--- Travail demandé ---
Veuillez recopier le passage du texte sur les pierres de la Messe de minuit compris entre "Mais il faut" et "et aux ruisseaux.", inclus, en substituant "fleuves" à "rivières".

--- Texte extrait ---
^^^^

[Note 14: Richard, _Traditions populaires._] 
C'est surtout au pays de Caux (Seine-Inférieure) qu'existe la légende 
des pierres tournantes. Ces pierres faisaient autrefois trois tours sur 
elles-mêmes pendant la Messe de minuit, et les monstres qui étaient 
censés y habiter exécutaient autour d'elles des danses folles qu'il eût été 
dangereux de troubler. Citons la chaise de Gargantua à Duclair, la 
pierre Gante à Tancarville, la pierre du Diable à Criquetot-sur-Ouville. 
A _Millières_, dans le Cotentin (Manche), au carrefour des Mariettes, 
se trouve un bloc de pierre pesant mille kilos, qui, dit-on, saute trois 
fois, le jour de Noël, à minuit. 
On croit encore, au pays de Caux, que les cloches perdues sonnent 
pendant la Messe de minuit. 
Certains affirment avoir entendu l'ancienne cloche de l'église des 
moines d'Ouville-l'Abbaye, qui passe pour être enfouie dans le 
«Bose-aux-Moines», à Boudeville. 
Mais il faut surtout lire les _légendes bretonnes._ 
Nombreuses autant qu'énormes sont les pierres qui se déplacent 
pendant la Messe de minuit, pour aller boire, comme des moutons 
altérés, aux rivières et aux ruisseaux. 
Un mégalithe, près de Jugon (Côtes-du-Nord), se rend à la rivière de 
l'Arguenon. Dans le bois de Couardes, un bloc de granit, haut de trois 
mètres, descend pour aller boire au ruisseau voisin et remonte à sa 
place de lui-même. 
Il y a, au sommet du mont Beleux, un menhir qui se laisse enlever par
un merle et qui met à découvert un trésor. 
Il faut entendre surtout, telle qu'elle nous est contée par Emile 
Souvestre, la jolie légende des pierres de Plouhinec qui vont boire à la 
rivière d'Intel[15]. 
[Note 15: Emile Souvestre, Le Foyer Breton, tome II. p. 181.] 
La plus célèbre était jadis la grosse pierre de Saint-Mirel, dont 
Gargantua se servit pour aiguiser sa faux, et qu'il piqua, après la 
fauchaison, comme on la retrouve encore aujourd'hui. Elle cachait un 
trésor qui tenta un paysan des alentours. Ce paysan était si avare qu'il 
n'eût pas trouvé son pareil: le liard du pauvre, la pièce d'or du riche, il 
prenait tout; il se serait payé, s'il eût fallu, avec la chair des débiteurs. 
Quand il sut qu'à la Noël les roches allaient se désaltérer dans les 
ruisseaux, en laissant à découvert des richesses enfouies par les anciens, 
il songea, pendant toute la journée, à s'en emparer.

^^^^

Listes des éléments de mise en page encadrés:
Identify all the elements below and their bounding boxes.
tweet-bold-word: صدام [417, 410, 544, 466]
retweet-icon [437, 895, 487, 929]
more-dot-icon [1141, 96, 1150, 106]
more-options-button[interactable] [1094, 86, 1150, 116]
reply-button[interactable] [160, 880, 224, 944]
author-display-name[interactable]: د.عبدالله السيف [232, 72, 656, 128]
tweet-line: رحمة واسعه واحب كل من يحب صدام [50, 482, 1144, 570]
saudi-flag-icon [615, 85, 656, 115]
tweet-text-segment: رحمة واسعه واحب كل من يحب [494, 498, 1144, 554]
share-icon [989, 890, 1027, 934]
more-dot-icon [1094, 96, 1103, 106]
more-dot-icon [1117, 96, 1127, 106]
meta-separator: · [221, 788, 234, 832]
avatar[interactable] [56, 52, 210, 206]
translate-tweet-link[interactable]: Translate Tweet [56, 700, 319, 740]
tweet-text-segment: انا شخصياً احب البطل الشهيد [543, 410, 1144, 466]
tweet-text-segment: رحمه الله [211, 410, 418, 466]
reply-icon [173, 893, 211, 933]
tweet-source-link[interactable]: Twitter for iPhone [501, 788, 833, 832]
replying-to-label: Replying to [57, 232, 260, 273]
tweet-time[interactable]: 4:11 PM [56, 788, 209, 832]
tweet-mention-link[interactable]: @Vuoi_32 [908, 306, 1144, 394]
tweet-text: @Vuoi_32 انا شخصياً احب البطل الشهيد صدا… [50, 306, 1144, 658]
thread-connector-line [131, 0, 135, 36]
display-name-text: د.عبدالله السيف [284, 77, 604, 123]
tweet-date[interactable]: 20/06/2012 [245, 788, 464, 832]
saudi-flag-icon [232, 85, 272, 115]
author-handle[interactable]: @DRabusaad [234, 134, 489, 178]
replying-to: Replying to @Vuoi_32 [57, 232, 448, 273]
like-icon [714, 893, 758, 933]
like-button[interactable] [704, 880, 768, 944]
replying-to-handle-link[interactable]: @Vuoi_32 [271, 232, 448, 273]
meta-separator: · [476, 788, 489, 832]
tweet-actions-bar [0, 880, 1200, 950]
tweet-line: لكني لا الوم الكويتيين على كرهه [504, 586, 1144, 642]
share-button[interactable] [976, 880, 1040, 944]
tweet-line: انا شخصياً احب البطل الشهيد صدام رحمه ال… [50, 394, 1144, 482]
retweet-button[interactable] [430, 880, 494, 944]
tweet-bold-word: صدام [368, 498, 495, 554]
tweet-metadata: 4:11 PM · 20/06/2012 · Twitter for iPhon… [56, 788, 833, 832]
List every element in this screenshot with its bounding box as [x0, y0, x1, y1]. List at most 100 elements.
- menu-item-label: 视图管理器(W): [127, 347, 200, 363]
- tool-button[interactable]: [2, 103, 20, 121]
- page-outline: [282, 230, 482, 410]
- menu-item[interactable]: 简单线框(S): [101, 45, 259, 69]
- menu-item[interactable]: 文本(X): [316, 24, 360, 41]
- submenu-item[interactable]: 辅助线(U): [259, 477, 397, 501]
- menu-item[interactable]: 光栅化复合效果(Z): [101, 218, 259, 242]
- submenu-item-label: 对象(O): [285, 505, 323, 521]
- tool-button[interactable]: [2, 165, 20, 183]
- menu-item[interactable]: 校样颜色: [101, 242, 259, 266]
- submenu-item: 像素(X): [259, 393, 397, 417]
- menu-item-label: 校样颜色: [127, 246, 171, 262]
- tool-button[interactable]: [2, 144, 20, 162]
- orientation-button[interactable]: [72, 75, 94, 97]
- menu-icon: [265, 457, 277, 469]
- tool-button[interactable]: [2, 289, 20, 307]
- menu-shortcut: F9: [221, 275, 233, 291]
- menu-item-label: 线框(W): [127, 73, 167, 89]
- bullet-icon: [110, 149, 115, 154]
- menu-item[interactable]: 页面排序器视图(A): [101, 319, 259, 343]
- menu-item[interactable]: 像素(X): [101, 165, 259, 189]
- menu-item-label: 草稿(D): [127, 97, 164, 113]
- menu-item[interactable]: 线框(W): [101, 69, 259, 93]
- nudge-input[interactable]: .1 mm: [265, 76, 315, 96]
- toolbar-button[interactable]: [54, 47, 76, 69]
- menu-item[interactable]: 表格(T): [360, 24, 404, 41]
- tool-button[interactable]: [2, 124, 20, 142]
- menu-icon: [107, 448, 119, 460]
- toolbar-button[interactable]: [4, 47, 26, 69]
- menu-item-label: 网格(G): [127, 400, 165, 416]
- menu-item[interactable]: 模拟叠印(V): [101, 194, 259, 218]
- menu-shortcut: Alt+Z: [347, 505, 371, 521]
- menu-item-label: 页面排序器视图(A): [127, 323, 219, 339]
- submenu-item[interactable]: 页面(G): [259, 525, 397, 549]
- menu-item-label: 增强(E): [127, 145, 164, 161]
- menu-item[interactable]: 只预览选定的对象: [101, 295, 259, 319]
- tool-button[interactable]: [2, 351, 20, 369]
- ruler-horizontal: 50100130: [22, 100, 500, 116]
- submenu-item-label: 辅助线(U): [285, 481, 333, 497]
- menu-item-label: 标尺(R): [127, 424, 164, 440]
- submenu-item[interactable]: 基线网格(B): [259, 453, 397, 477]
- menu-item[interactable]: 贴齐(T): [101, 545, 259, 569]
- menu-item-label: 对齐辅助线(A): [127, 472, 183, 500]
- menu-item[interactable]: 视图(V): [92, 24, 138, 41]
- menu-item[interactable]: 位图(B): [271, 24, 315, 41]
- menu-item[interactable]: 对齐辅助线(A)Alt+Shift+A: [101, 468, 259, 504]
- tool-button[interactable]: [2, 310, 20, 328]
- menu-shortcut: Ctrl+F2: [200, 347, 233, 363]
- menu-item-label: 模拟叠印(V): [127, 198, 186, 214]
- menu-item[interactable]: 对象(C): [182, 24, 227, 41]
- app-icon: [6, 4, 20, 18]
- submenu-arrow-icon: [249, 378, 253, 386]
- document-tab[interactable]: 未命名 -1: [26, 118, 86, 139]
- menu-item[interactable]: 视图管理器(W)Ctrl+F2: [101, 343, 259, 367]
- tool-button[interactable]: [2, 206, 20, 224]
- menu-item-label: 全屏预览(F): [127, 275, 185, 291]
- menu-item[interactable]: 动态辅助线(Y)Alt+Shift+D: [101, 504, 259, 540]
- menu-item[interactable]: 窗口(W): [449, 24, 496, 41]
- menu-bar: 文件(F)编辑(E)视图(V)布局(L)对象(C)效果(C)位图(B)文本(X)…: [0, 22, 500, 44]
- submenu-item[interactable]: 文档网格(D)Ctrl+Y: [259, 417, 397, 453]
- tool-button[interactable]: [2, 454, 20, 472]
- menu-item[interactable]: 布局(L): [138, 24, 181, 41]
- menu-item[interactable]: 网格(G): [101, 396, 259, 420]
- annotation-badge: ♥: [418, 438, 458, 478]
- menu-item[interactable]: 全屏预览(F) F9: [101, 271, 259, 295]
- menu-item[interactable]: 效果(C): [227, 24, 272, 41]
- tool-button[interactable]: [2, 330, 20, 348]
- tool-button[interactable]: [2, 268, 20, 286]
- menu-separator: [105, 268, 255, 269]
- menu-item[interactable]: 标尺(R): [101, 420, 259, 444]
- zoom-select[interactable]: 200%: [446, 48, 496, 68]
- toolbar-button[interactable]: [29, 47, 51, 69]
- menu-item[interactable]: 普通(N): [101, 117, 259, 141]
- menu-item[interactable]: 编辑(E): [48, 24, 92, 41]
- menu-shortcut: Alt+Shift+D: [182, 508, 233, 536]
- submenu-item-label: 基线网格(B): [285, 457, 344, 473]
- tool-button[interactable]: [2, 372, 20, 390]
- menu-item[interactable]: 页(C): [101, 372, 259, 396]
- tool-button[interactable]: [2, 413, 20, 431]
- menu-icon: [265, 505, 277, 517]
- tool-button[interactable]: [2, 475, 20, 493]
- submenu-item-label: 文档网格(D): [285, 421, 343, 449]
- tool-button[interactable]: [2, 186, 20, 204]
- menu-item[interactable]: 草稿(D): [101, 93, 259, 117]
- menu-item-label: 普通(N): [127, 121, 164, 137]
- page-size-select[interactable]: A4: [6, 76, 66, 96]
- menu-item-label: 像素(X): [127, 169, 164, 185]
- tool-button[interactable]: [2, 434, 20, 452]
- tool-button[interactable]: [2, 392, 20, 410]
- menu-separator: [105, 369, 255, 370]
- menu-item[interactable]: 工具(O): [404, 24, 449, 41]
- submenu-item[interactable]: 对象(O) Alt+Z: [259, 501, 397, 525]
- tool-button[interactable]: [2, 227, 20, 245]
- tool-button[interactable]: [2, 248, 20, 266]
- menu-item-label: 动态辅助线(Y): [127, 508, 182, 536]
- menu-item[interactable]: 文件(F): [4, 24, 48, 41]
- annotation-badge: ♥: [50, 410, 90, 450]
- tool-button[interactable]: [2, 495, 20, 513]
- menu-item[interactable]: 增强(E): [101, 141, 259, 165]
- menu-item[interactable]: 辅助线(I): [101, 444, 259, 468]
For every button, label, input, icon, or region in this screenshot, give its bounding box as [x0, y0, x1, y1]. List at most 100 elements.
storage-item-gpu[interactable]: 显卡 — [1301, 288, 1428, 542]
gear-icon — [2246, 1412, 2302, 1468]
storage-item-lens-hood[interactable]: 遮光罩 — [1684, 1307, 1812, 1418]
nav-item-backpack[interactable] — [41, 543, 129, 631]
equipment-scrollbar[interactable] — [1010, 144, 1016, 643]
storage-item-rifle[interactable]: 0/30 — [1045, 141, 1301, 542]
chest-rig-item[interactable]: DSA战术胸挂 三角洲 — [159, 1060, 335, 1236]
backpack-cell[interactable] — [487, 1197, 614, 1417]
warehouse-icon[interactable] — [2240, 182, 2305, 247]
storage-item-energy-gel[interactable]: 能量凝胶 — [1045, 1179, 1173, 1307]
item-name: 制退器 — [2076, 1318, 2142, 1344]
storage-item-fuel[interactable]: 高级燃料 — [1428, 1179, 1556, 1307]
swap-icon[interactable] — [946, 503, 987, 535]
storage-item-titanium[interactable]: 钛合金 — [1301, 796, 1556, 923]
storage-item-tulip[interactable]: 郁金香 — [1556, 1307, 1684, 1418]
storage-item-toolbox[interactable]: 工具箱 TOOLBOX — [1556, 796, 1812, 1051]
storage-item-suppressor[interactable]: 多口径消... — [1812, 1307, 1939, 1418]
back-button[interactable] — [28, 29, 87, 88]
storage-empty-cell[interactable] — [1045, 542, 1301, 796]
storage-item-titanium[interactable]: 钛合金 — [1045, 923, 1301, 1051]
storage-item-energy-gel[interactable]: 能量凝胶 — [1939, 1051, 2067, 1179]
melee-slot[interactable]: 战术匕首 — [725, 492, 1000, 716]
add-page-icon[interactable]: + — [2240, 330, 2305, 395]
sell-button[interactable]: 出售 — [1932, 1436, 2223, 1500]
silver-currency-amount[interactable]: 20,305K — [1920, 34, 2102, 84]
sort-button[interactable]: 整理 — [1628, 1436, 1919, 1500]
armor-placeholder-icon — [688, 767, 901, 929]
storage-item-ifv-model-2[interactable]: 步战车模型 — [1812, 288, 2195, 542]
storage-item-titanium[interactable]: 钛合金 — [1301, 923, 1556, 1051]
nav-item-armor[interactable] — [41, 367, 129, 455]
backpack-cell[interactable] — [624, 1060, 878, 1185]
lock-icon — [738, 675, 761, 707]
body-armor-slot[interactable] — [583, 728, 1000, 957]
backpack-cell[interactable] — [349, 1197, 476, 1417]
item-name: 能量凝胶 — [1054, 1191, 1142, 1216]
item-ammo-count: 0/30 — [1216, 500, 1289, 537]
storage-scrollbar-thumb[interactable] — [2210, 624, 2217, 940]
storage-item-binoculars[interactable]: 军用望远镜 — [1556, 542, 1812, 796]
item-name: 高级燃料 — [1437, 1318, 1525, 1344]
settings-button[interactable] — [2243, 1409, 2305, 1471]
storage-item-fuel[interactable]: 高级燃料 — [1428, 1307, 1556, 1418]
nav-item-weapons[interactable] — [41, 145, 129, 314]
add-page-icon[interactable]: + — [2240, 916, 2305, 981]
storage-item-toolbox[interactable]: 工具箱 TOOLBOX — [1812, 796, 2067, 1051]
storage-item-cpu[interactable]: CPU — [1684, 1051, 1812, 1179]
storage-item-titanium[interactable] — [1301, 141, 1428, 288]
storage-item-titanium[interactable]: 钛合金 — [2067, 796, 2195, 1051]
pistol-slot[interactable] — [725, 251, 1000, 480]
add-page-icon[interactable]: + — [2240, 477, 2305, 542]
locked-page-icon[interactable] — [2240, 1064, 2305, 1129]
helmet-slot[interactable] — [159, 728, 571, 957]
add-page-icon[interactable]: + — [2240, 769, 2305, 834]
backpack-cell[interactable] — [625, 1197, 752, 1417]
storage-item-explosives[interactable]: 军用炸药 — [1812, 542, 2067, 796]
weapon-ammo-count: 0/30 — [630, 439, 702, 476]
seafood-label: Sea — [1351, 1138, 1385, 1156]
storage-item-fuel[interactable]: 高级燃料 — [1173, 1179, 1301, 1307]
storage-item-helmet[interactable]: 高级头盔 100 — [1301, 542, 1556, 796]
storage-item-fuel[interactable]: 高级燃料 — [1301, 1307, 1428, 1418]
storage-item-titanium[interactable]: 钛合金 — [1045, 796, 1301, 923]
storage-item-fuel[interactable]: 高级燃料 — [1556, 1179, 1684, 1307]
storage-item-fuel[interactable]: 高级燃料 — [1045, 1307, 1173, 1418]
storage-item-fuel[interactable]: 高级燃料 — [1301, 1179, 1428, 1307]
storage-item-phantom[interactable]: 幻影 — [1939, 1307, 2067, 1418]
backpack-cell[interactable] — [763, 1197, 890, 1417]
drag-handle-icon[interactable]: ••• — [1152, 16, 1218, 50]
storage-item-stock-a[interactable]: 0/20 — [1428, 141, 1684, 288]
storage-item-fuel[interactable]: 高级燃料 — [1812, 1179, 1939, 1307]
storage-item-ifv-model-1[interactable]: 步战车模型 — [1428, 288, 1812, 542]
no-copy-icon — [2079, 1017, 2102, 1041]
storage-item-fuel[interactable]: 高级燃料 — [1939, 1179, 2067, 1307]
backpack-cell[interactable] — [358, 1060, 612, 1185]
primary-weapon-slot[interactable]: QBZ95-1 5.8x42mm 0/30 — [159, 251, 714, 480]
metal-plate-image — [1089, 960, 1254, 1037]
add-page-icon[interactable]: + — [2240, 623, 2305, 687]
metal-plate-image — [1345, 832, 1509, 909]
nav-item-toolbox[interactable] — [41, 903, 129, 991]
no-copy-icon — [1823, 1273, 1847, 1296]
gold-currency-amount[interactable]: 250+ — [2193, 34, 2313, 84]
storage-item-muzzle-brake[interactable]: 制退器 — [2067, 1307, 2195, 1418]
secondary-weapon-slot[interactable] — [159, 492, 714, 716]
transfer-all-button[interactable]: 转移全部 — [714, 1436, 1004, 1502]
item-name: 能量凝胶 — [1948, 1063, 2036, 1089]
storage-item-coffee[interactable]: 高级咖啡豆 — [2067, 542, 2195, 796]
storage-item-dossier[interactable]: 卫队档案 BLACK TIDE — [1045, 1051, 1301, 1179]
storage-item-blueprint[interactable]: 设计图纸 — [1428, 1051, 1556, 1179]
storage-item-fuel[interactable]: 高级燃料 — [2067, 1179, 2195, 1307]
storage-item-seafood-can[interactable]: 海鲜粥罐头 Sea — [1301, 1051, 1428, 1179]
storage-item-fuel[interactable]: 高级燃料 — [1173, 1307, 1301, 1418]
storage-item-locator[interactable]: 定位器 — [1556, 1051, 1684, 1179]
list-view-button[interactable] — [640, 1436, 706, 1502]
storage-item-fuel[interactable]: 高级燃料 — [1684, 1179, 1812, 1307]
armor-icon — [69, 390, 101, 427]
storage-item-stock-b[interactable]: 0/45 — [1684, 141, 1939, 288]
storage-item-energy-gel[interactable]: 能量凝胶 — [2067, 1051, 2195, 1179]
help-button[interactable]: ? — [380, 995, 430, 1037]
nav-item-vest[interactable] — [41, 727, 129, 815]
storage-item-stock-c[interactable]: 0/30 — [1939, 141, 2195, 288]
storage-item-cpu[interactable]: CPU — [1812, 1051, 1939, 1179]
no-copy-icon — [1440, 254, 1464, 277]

^^^^

--- Solution proposée ---
Mais il faut surtout lire les _légendes bretonnes._ 
Nombreuses autant qu'énormes sont les pierres qui se déplacent 
pendant la Messe de minuit, pour aller boire, comme des moutons 
altérés, aux fleuves et aux ruisseaux.